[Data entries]
_ _ _ _ _
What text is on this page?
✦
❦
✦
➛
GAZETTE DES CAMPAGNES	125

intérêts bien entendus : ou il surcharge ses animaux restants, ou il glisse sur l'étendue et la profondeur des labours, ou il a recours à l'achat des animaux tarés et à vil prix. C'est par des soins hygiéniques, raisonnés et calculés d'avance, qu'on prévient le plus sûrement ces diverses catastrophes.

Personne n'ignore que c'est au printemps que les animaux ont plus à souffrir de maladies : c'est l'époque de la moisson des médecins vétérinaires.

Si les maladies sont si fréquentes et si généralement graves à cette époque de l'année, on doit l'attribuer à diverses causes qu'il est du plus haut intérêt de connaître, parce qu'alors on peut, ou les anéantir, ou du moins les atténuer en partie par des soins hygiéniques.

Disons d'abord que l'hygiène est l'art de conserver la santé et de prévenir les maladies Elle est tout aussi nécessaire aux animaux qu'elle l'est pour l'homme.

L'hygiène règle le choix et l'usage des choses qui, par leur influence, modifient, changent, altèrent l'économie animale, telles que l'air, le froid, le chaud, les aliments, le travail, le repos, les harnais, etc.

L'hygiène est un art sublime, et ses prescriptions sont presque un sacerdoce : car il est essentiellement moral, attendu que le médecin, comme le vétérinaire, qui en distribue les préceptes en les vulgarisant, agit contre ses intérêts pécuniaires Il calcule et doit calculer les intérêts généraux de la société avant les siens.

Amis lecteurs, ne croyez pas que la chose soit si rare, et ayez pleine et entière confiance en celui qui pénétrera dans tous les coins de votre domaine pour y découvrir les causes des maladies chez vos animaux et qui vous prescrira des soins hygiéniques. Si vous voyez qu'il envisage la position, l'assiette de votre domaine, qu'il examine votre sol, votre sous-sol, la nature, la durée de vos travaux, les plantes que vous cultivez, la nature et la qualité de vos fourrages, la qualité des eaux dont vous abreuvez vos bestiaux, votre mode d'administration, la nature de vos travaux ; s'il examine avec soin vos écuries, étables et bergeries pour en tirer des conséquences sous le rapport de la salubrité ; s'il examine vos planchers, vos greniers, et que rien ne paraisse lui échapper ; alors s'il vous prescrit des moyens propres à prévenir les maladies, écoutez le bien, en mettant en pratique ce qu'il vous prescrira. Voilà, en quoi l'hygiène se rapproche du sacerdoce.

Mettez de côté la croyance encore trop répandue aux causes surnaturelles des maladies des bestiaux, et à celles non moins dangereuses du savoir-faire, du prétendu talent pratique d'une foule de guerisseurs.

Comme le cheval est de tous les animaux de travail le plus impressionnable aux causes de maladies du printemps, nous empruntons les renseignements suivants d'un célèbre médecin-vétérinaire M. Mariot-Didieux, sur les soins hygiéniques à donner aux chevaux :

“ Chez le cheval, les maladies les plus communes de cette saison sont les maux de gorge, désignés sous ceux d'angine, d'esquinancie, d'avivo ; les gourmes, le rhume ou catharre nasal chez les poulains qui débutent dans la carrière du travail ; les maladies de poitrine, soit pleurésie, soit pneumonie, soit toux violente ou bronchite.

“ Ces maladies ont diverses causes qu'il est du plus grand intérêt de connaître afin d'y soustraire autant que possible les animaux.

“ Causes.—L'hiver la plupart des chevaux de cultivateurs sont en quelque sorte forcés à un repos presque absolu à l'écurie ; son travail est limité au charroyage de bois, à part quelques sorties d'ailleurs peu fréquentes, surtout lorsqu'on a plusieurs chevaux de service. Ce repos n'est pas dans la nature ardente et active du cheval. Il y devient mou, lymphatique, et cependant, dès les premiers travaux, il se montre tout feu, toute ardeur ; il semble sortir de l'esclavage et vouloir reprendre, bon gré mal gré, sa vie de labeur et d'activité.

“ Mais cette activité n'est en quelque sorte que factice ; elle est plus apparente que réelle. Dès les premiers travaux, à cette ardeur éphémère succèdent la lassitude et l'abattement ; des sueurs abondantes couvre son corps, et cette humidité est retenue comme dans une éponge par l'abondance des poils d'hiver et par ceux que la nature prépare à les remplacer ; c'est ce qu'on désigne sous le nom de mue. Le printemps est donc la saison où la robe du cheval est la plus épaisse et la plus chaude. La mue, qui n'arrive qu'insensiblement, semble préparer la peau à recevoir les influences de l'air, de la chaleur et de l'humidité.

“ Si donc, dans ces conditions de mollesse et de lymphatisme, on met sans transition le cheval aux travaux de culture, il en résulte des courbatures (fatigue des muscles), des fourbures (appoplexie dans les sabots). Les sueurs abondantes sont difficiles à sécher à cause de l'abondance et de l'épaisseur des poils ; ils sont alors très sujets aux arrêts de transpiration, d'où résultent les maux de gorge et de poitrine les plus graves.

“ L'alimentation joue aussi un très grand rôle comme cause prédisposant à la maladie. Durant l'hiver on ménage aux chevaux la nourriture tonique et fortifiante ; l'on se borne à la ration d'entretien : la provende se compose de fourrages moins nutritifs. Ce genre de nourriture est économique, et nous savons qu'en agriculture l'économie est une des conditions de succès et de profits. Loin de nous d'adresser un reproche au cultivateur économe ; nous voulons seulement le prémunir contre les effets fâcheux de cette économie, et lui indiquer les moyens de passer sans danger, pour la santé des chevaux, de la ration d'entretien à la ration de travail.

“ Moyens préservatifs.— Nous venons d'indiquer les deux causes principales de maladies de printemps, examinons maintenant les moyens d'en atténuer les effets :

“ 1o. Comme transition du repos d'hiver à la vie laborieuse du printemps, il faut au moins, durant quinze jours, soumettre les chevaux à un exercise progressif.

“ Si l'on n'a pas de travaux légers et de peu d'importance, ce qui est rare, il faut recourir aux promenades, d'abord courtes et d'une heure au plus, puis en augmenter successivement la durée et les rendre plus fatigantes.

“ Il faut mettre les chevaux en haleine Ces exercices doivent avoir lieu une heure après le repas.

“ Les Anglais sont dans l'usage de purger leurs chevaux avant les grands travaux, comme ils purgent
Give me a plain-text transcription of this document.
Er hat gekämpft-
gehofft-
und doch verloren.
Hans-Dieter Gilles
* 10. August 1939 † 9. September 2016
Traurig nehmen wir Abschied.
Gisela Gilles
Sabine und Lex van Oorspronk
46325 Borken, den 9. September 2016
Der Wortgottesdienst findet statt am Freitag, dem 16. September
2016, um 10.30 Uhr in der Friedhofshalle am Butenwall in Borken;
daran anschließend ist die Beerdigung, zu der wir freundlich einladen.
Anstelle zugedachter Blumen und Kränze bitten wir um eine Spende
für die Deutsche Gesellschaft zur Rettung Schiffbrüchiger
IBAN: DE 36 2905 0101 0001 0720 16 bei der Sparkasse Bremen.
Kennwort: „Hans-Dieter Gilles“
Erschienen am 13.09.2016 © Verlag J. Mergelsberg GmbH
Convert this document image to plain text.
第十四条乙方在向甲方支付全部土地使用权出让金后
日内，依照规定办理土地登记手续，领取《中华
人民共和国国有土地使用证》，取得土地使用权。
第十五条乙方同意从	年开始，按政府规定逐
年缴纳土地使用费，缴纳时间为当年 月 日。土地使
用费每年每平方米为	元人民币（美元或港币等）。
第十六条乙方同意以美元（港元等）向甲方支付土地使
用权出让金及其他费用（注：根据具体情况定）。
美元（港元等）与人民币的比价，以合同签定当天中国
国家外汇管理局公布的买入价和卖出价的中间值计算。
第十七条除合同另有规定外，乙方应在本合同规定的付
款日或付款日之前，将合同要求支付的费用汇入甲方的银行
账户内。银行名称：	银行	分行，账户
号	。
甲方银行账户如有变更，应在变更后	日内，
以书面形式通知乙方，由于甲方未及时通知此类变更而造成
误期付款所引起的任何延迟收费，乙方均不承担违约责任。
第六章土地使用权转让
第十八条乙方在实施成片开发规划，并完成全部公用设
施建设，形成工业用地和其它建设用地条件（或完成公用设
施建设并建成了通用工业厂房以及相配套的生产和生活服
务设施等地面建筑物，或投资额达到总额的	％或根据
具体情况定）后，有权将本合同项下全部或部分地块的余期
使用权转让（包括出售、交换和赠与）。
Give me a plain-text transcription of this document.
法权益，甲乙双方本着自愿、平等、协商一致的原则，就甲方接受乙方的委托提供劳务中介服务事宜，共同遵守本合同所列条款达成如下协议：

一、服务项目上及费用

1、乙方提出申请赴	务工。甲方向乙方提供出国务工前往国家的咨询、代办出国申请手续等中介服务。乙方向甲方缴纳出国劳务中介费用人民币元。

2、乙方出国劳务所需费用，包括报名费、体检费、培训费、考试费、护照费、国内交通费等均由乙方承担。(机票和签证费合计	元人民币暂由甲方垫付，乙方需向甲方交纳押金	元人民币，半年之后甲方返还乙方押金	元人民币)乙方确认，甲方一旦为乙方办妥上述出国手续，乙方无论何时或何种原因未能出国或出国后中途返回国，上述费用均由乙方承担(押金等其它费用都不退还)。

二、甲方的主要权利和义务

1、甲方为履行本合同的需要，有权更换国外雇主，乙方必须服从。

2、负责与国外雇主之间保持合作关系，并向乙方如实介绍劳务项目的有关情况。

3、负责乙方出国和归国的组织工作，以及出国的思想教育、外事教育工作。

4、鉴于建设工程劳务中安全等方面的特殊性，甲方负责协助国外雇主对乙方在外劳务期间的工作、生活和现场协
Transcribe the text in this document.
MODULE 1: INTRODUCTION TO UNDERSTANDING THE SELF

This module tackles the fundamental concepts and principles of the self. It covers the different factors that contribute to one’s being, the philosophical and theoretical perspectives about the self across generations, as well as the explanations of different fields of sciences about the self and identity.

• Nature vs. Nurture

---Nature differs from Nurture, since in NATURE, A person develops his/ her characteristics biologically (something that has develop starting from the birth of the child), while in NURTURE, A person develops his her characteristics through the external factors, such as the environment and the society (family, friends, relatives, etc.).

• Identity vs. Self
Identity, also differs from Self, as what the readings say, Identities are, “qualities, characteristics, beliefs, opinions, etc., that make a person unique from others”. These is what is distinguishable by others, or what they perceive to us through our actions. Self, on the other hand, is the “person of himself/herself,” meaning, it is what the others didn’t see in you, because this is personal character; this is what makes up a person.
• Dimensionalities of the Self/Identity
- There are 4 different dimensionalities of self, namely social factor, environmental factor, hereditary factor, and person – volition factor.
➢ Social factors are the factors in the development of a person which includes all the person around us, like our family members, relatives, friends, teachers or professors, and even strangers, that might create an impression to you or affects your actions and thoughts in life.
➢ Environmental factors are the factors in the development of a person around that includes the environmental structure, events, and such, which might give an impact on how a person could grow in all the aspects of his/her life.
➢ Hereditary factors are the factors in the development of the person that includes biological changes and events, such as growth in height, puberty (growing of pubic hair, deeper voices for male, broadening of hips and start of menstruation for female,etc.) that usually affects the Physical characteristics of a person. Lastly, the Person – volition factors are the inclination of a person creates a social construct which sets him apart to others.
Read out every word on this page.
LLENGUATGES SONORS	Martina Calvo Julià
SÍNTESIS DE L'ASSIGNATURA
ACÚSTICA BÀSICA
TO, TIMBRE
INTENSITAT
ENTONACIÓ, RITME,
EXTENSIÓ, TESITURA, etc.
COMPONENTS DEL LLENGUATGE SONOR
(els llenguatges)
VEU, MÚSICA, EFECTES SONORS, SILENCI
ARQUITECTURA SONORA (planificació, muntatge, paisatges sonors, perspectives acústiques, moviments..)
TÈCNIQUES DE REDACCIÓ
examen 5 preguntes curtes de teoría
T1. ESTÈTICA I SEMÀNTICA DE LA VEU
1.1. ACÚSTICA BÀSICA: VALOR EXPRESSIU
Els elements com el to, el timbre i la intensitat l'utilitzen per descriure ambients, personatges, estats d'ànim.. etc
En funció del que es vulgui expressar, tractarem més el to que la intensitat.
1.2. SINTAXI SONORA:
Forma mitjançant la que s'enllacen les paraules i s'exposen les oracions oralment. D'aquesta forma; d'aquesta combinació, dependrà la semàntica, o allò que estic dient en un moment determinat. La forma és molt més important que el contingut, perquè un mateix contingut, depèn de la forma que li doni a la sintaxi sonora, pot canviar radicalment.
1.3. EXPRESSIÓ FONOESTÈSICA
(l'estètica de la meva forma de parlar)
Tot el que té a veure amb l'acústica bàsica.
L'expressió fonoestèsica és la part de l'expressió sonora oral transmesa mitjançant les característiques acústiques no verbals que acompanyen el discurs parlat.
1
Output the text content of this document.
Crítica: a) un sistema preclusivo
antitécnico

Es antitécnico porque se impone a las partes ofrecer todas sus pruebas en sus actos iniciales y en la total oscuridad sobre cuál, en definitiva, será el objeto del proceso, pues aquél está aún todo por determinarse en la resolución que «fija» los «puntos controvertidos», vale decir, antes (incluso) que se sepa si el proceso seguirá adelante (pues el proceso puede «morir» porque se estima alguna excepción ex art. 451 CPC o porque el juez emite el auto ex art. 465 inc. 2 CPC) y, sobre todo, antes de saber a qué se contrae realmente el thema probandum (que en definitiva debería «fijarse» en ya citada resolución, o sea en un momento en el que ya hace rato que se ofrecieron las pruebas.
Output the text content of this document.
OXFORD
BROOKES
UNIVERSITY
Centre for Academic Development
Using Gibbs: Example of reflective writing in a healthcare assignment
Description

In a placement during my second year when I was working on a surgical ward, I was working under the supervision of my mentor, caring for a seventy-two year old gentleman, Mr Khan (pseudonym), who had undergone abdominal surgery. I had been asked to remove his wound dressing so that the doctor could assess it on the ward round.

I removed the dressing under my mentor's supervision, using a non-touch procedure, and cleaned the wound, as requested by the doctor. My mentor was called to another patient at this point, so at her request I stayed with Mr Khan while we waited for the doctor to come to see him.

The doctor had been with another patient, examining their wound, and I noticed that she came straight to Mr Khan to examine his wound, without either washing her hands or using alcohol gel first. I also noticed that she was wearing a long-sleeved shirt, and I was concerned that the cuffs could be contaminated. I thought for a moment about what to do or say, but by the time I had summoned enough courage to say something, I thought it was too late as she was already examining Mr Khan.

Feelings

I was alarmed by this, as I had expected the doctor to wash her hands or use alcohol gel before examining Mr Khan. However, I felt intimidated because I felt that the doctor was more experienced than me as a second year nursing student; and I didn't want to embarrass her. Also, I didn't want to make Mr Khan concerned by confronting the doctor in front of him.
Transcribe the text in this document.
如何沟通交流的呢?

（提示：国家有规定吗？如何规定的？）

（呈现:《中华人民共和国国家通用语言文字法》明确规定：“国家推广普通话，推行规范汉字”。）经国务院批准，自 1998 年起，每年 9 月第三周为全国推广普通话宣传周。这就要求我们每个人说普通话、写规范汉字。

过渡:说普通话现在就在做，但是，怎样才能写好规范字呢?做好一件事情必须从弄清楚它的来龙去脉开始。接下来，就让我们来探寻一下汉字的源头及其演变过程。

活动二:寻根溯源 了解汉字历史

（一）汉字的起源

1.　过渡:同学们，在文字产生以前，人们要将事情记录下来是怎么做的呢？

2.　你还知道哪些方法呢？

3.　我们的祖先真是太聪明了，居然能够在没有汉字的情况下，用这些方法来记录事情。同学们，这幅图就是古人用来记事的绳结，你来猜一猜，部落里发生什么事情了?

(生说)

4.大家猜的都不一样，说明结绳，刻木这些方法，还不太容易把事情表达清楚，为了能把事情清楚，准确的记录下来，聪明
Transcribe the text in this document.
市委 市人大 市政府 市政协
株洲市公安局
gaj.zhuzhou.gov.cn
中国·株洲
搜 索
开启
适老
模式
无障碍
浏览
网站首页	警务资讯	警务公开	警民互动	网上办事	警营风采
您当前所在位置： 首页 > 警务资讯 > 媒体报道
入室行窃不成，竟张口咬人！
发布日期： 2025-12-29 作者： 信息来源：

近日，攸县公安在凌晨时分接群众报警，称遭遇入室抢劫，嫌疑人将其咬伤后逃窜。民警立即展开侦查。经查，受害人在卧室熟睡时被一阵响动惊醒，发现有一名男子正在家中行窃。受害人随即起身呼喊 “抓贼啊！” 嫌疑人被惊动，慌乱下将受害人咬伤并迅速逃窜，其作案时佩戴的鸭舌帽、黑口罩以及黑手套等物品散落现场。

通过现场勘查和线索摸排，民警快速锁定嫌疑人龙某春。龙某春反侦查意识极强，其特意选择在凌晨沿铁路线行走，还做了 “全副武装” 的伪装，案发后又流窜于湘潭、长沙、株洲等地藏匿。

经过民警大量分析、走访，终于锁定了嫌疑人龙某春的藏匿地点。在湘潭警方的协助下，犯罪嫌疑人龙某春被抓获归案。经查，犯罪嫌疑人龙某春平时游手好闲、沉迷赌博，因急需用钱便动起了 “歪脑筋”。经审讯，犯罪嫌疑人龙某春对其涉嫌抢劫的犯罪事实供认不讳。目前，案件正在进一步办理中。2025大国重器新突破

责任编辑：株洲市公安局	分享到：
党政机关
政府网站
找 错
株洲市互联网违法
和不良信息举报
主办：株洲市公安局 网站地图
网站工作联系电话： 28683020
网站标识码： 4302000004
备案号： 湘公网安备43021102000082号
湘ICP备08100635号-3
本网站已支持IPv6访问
_ _ _ _ _
> **DIRECTIONS FOR THIS TASK**
Search the data for "faut". Copy every matching line.

> **SOLUTION TO THIS TASK**
“ 1o. Comme transition du repos d'hiver à la vie laborieuse du printemps, il faut au moins, durant quinze jours, soumettre les chevaux à un exercise progressif.
“ Si l'on n'a pas de travaux légers et de peu d'importance, ce qui est rare, il faut recourir aux promenades, d'abord courtes et d'une heure au plus, puis en augmenter successivement la durée et les rendre plus fatigantes.
“ Il faut mettre les chevaux en haleine Ces exercices doivent avoir lieu une heure après le repas.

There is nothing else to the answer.